# PROMPT:
Please return every entry below exactly as written, without any of its pictures.

[Start of Attachment]

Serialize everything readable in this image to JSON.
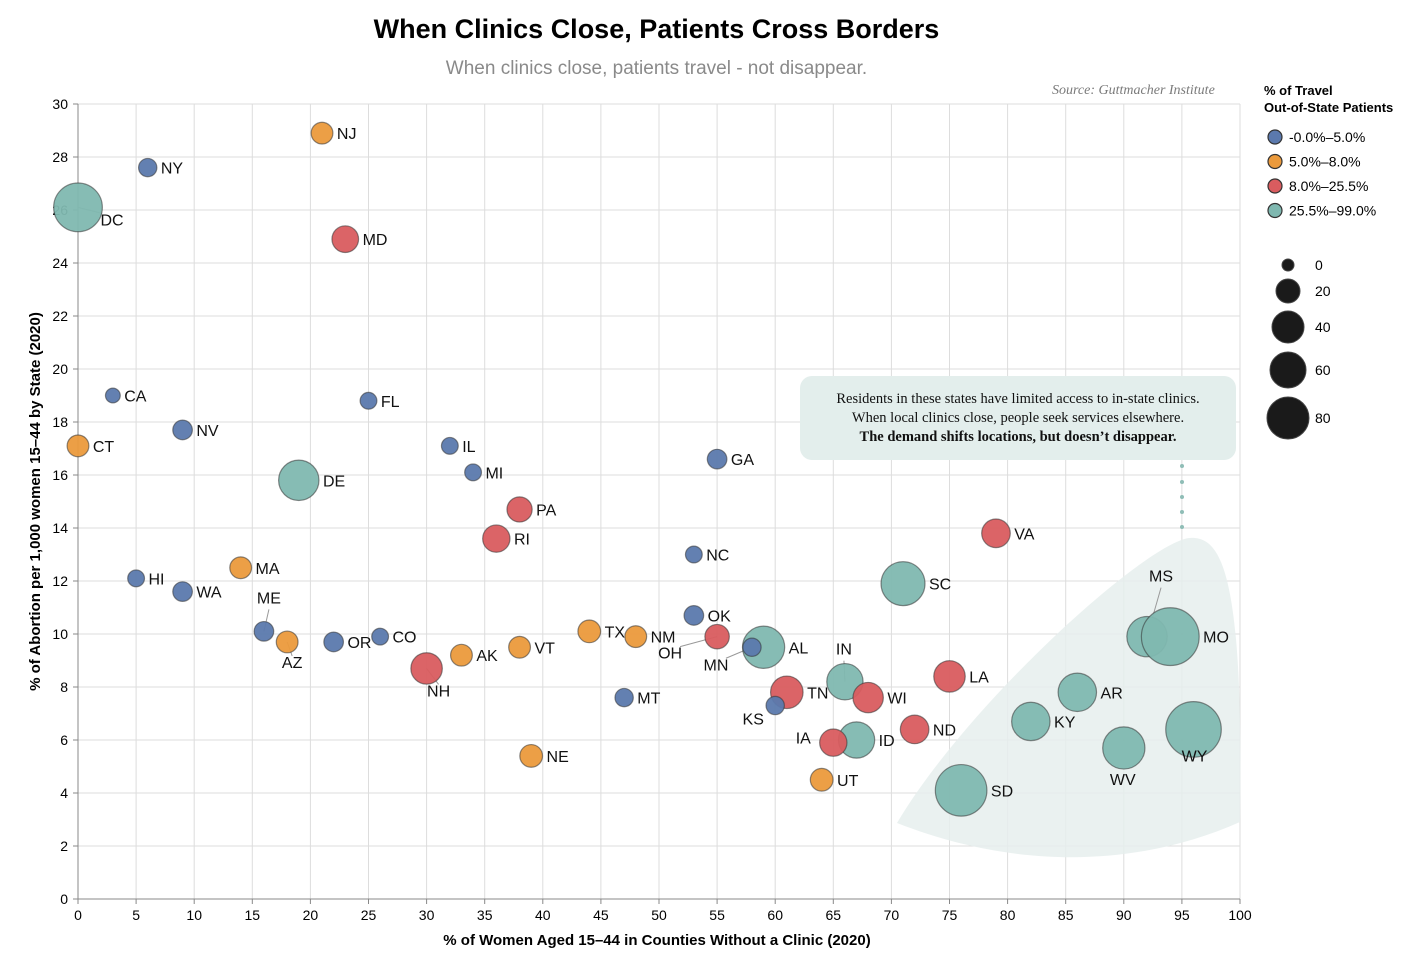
{
  "header": {
    "title": "When Clinics Close, Patients Cross Borders",
    "subtitle": "When clinics close, patients travel - not disappear.",
    "source": "Source: Guttmacher Institute"
  },
  "chart_data": {
    "type": "scatter",
    "title": "When Clinics Close, Patients Cross Borders",
    "subtitle": "When clinics close, patients travel - not disappear.",
    "xlabel": "% of Women Aged 15–44 in Counties Without a Clinic (2020)",
    "ylabel": "% of Abortion per 1,000 women 15–44 by State (2020)",
    "xlim": [
      0,
      100
    ],
    "ylim": [
      0,
      30
    ],
    "x_ticks": [
      0,
      5,
      10,
      15,
      20,
      25,
      30,
      35,
      40,
      45,
      50,
      55,
      60,
      65,
      70,
      75,
      80,
      85,
      90,
      95,
      100
    ],
    "y_ticks": [
      0,
      2,
      4,
      6,
      8,
      10,
      12,
      14,
      16,
      18,
      20,
      22,
      24,
      26,
      28,
      30
    ],
    "grid": true,
    "legend_placement": "right",
    "color_legend": {
      "title": [
        "% of Travel",
        "Out-of-State Patients"
      ],
      "items": [
        {
          "label": "-0.0%–5.0%",
          "color": "#5b79ad"
        },
        {
          "label": "5.0%–8.0%",
          "color": "#eb9a3c"
        },
        {
          "label": "8.0%–25.5%",
          "color": "#d95c5f"
        },
        {
          "label": "25.5%–99.0%",
          "color": "#7fb8b0"
        }
      ]
    },
    "size_legend": {
      "values": [
        0,
        20,
        40,
        60,
        80
      ]
    },
    "annotation": {
      "lines": [
        "Residents in these states have limited access to in-state clinics.",
        "When local clinics close, people seek services elsewhere."
      ],
      "bold_line": "The demand shifts locations, but doesn’t disappear."
    },
    "points": [
      {
        "state": "DC",
        "x": 0,
        "y": 26.1,
        "travel": 65,
        "group": 3
      },
      {
        "state": "NJ",
        "x": 21,
        "y": 28.9,
        "travel": 6,
        "group": 1
      },
      {
        "state": "NY",
        "x": 6,
        "y": 27.6,
        "travel": 3,
        "group": 0
      },
      {
        "state": "MD",
        "x": 23,
        "y": 24.9,
        "travel": 12,
        "group": 2
      },
      {
        "state": "CA",
        "x": 3,
        "y": 19.0,
        "travel": 1,
        "group": 0
      },
      {
        "state": "FL",
        "x": 25,
        "y": 18.8,
        "travel": 2,
        "group": 0
      },
      {
        "state": "NV",
        "x": 9,
        "y": 17.7,
        "travel": 4,
        "group": 0
      },
      {
        "state": "CT",
        "x": 0,
        "y": 17.1,
        "travel": 6,
        "group": 1
      },
      {
        "state": "IL",
        "x": 32,
        "y": 17.1,
        "travel": 2,
        "group": 0
      },
      {
        "state": "GA",
        "x": 55,
        "y": 16.6,
        "travel": 4,
        "group": 0
      },
      {
        "state": "MI",
        "x": 34,
        "y": 16.1,
        "travel": 2,
        "group": 0
      },
      {
        "state": "DE",
        "x": 19,
        "y": 15.8,
        "travel": 40,
        "group": 3
      },
      {
        "state": "PA",
        "x": 38,
        "y": 14.7,
        "travel": 10,
        "group": 2
      },
      {
        "state": "RI",
        "x": 36,
        "y": 13.6,
        "travel": 13,
        "group": 2
      },
      {
        "state": "VA",
        "x": 79,
        "y": 13.8,
        "travel": 15,
        "group": 2
      },
      {
        "state": "NC",
        "x": 53,
        "y": 13.0,
        "travel": 2,
        "group": 0
      },
      {
        "state": "HI",
        "x": 5,
        "y": 12.1,
        "travel": 2,
        "group": 0
      },
      {
        "state": "MA",
        "x": 14,
        "y": 12.5,
        "travel": 6,
        "group": 1
      },
      {
        "state": "SC",
        "x": 71,
        "y": 11.9,
        "travel": 50,
        "group": 3
      },
      {
        "state": "WA",
        "x": 9,
        "y": 11.6,
        "travel": 4,
        "group": 0
      },
      {
        "state": "MS",
        "x": 92,
        "y": 9.9,
        "travel": 40,
        "group": 3
      },
      {
        "state": "MO",
        "x": 94,
        "y": 9.9,
        "travel": 99,
        "group": 3
      },
      {
        "state": "OK",
        "x": 53,
        "y": 10.7,
        "travel": 4,
        "group": 0
      },
      {
        "state": "ME",
        "x": 16,
        "y": 10.1,
        "travel": 4,
        "group": 0
      },
      {
        "state": "TX",
        "x": 44,
        "y": 10.1,
        "travel": 7,
        "group": 1
      },
      {
        "state": "NM",
        "x": 48,
        "y": 9.9,
        "travel": 6,
        "group": 1
      },
      {
        "state": "OH",
        "x": 55,
        "y": 9.9,
        "travel": 9,
        "group": 2
      },
      {
        "state": "CO",
        "x": 26,
        "y": 9.9,
        "travel": 2,
        "group": 0
      },
      {
        "state": "OR",
        "x": 22,
        "y": 9.7,
        "travel": 4,
        "group": 0
      },
      {
        "state": "AZ",
        "x": 18,
        "y": 9.7,
        "travel": 6,
        "group": 1
      },
      {
        "state": "AL",
        "x": 59,
        "y": 9.5,
        "travel": 45,
        "group": 3
      },
      {
        "state": "MN",
        "x": 58,
        "y": 9.5,
        "travel": 3,
        "group": 0
      },
      {
        "state": "VT",
        "x": 38,
        "y": 9.5,
        "travel": 6,
        "group": 1
      },
      {
        "state": "AK",
        "x": 33,
        "y": 9.2,
        "travel": 6,
        "group": 1
      },
      {
        "state": "NH",
        "x": 30,
        "y": 8.7,
        "travel": 20,
        "group": 2
      },
      {
        "state": "LA",
        "x": 75,
        "y": 8.4,
        "travel": 20,
        "group": 2
      },
      {
        "state": "IN",
        "x": 66,
        "y": 8.2,
        "travel": 30,
        "group": 3
      },
      {
        "state": "AR",
        "x": 86,
        "y": 7.8,
        "travel": 35,
        "group": 3
      },
      {
        "state": "TN",
        "x": 61,
        "y": 7.8,
        "travel": 22,
        "group": 2
      },
      {
        "state": "WI",
        "x": 68,
        "y": 7.6,
        "travel": 18,
        "group": 2
      },
      {
        "state": "MT",
        "x": 47,
        "y": 7.6,
        "travel": 3,
        "group": 0
      },
      {
        "state": "KS",
        "x": 60,
        "y": 7.3,
        "travel": 3,
        "group": 0
      },
      {
        "state": "KY",
        "x": 82,
        "y": 6.7,
        "travel": 35,
        "group": 3
      },
      {
        "state": "WY",
        "x": 96,
        "y": 6.4,
        "travel": 90,
        "group": 3
      },
      {
        "state": "ND",
        "x": 72,
        "y": 6.4,
        "travel": 15,
        "group": 2
      },
      {
        "state": "ID",
        "x": 67,
        "y": 6.0,
        "travel": 30,
        "group": 3
      },
      {
        "state": "IA",
        "x": 65,
        "y": 5.9,
        "travel": 13,
        "group": 2
      },
      {
        "state": "WV",
        "x": 90,
        "y": 5.7,
        "travel": 45,
        "group": 3
      },
      {
        "state": "NE",
        "x": 39,
        "y": 5.4,
        "travel": 7,
        "group": 1
      },
      {
        "state": "UT",
        "x": 64,
        "y": 4.5,
        "travel": 7,
        "group": 1
      },
      {
        "state": "SD",
        "x": 76,
        "y": 4.1,
        "travel": 75,
        "group": 3
      }
    ]
  }
}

[End of Attachment]

# EXERCISE RESPONSE:
Serialize everything readable in this image to JSON.
{
  "header": {
    "title": "When Clinics Close, Patients Cross Borders",
    "subtitle": "When clinics close, patients travel - not disappear.",
    "source": "Source: Guttmacher Institute"
  },
  "chart_data": {
    "type": "scatter",
    "title": "When Clinics Close, Patients Cross Borders",
    "subtitle": "When clinics close, patients travel - not disappear.",
    "xlabel": "% of Women Aged 15–44 in Counties Without a Clinic (2020)",
    "ylabel": "% of Abortion per 1,000 women 15–44 by State (2020)",
    "xlim": [
      0,
      100
    ],
    "ylim": [
      0,
      30
    ],
    "x_ticks": [
      0,
      5,
      10,
      15,
      20,
      25,
      30,
      35,
      40,
      45,
      50,
      55,
      60,
      65,
      70,
      75,
      80,
      85,
      90,
      95,
      100
    ],
    "y_ticks": [
      0,
      2,
      4,
      6,
      8,
      10,
      12,
      14,
      16,
      18,
      20,
      22,
      24,
      26,
      28,
      30
    ],
    "grid": true,
    "legend_placement": "right",
    "color_legend": {
      "title": [
        "% of Travel",
        "Out-of-State Patients"
      ],
      "items": [
        {
          "label": "-0.0%–5.0%",
          "color": "#5b79ad"
        },
        {
          "label": "5.0%–8.0%",
          "color": "#eb9a3c"
        },
        {
          "label": "8.0%–25.5%",
          "color": "#d95c5f"
        },
        {
          "label": "25.5%–99.0%",
          "color": "#7fb8b0"
        }
      ]
    },
    "size_legend": {
      "values": [
        0,
        20,
        40,
        60,
        80
      ]
    },
    "annotation": {
      "lines": [
        "Residents in these states have limited access to in-state clinics.",
        "When local clinics close, people seek services elsewhere."
      ],
      "bold_line": "The demand shifts locations, but doesn’t disappear."
    },
    "points": [
      {
        "state": "DC",
        "x": 0,
        "y": 26.1,
        "travel": 65,
        "group": 3
      },
      {
        "state": "NJ",
        "x": 21,
        "y": 28.9,
        "travel": 6,
        "group": 1
      },
      {
        "state": "NY",
        "x": 6,
        "y": 27.6,
        "travel": 3,
        "group": 0
      },
      {
        "state": "MD",
        "x": 23,
        "y": 24.9,
        "travel": 12,
        "group": 2
      },
      {
        "state": "CA",
        "x": 3,
        "y": 19.0,
        "travel": 1,
        "group": 0
      },
      {
        "state": "FL",
        "x": 25,
        "y": 18.8,
        "travel": 2,
        "group": 0
      },
      {
        "state": "NV",
        "x": 9,
        "y": 17.7,
        "travel": 4,
        "group": 0
      },
      {
        "state": "CT",
        "x": 0,
        "y": 17.1,
        "travel": 6,
        "group": 1
      },
      {
        "state": "IL",
        "x": 32,
        "y": 17.1,
        "travel": 2,
        "group": 0
      },
      {
        "state": "GA",
        "x": 55,
        "y": 16.6,
        "travel": 4,
        "group": 0
      },
      {
        "state": "MI",
        "x": 34,
        "y": 16.1,
        "travel": 2,
        "group": 0
      },
      {
        "state": "DE",
        "x": 19,
        "y": 15.8,
        "travel": 40,
        "group": 3
      },
      {
        "state": "PA",
        "x": 38,
        "y": 14.7,
        "travel": 10,
        "group": 2
      },
      {
        "state": "RI",
        "x": 36,
        "y": 13.6,
        "travel": 13,
        "group": 2
      },
      {
        "state": "VA",
        "x": 79,
        "y": 13.8,
        "travel": 15,
        "group": 2
      },
      {
        "state": "NC",
        "x": 53,
        "y": 13.0,
        "travel": 2,
        "group": 0
      },
      {
        "state": "HI",
        "x": 5,
        "y": 12.1,
        "travel": 2,
        "group": 0
      },
      {
        "state": "MA",
        "x": 14,
        "y": 12.5,
        "travel": 6,
        "group": 1
      },
      {
        "state": "SC",
        "x": 71,
        "y": 11.9,
        "travel": 50,
        "group": 3
      },
      {
        "state": "WA",
        "x": 9,
        "y": 11.6,
        "travel": 4,
        "group": 0
      },
      {
        "state": "MS",
        "x": 92,
        "y": 9.9,
        "travel": 40,
        "group": 3
      },
      {
        "state": "MO",
        "x": 94,
        "y": 9.9,
        "travel": 99,
        "group": 3
      },
      {
        "state": "OK",
        "x": 53,
        "y": 10.7,
        "travel": 4,
        "group": 0
      },
      {
        "state": "ME",
        "x": 16,
        "y": 10.1,
        "travel": 4,
        "group": 0
      },
      {
        "state": "TX",
        "x": 44,
        "y": 10.1,
        "travel": 7,
        "group": 1
      },
      {
        "state": "NM",
        "x": 48,
        "y": 9.9,
        "travel": 6,
        "group": 1
      },
      {
        "state": "OH",
        "x": 55,
        "y": 9.9,
        "travel": 9,
        "group": 2
      },
      {
        "state": "CO",
        "x": 26,
        "y": 9.9,
        "travel": 2,
        "group": 0
      },
      {
        "state": "OR",
        "x": 22,
        "y": 9.7,
        "travel": 4,
        "group": 0
      },
      {
        "state": "AZ",
        "x": 18,
        "y": 9.7,
        "travel": 6,
        "group": 1
      },
      {
        "state": "AL",
        "x": 59,
        "y": 9.5,
        "travel": 45,
        "group": 3
      },
      {
        "state": "MN",
        "x": 58,
        "y": 9.5,
        "travel": 3,
        "group": 0
      },
      {
        "state": "VT",
        "x": 38,
        "y": 9.5,
        "travel": 6,
        "group": 1
      },
      {
        "state": "AK",
        "x": 33,
        "y": 9.2,
        "travel": 6,
        "group": 1
      },
      {
        "state": "NH",
        "x": 30,
        "y": 8.7,
        "travel": 20,
        "group": 2
      },
      {
        "state": "LA",
        "x": 75,
        "y": 8.4,
        "travel": 20,
        "group": 2
      },
      {
        "state": "IN",
        "x": 66,
        "y": 8.2,
        "travel": 30,
        "group": 3
      },
      {
        "state": "AR",
        "x": 86,
        "y": 7.8,
        "travel": 35,
        "group": 3
      },
      {
        "state": "TN",
        "x": 61,
        "y": 7.8,
        "travel": 22,
        "group": 2
      },
      {
        "state": "WI",
        "x": 68,
        "y": 7.6,
        "travel": 18,
        "group": 2
      },
      {
        "state": "MT",
        "x": 47,
        "y": 7.6,
        "travel": 3,
        "group": 0
      },
      {
        "state": "KS",
        "x": 60,
        "y": 7.3,
        "travel": 3,
        "group": 0
      },
      {
        "state": "KY",
        "x": 82,
        "y": 6.7,
        "travel": 35,
        "group": 3
      },
      {
        "state": "WY",
        "x": 96,
        "y": 6.4,
        "travel": 90,
        "group": 3
      },
      {
        "state": "ND",
        "x": 72,
        "y": 6.4,
        "travel": 15,
        "group": 2
      },
      {
        "state": "ID",
        "x": 67,
        "y": 6.0,
        "travel": 30,
        "group": 3
      },
      {
        "state": "IA",
        "x": 65,
        "y": 5.9,
        "travel": 13,
        "group": 2
      },
      {
        "state": "WV",
        "x": 90,
        "y": 5.7,
        "travel": 45,
        "group": 3
      },
      {
        "state": "NE",
        "x": 39,
        "y": 5.4,
        "travel": 7,
        "group": 1
      },
      {
        "state": "UT",
        "x": 64,
        "y": 4.5,
        "travel": 7,
        "group": 1
      },
      {
        "state": "SD",
        "x": 76,
        "y": 4.1,
        "travel": 75,
        "group": 3
      }
    ]
  }
}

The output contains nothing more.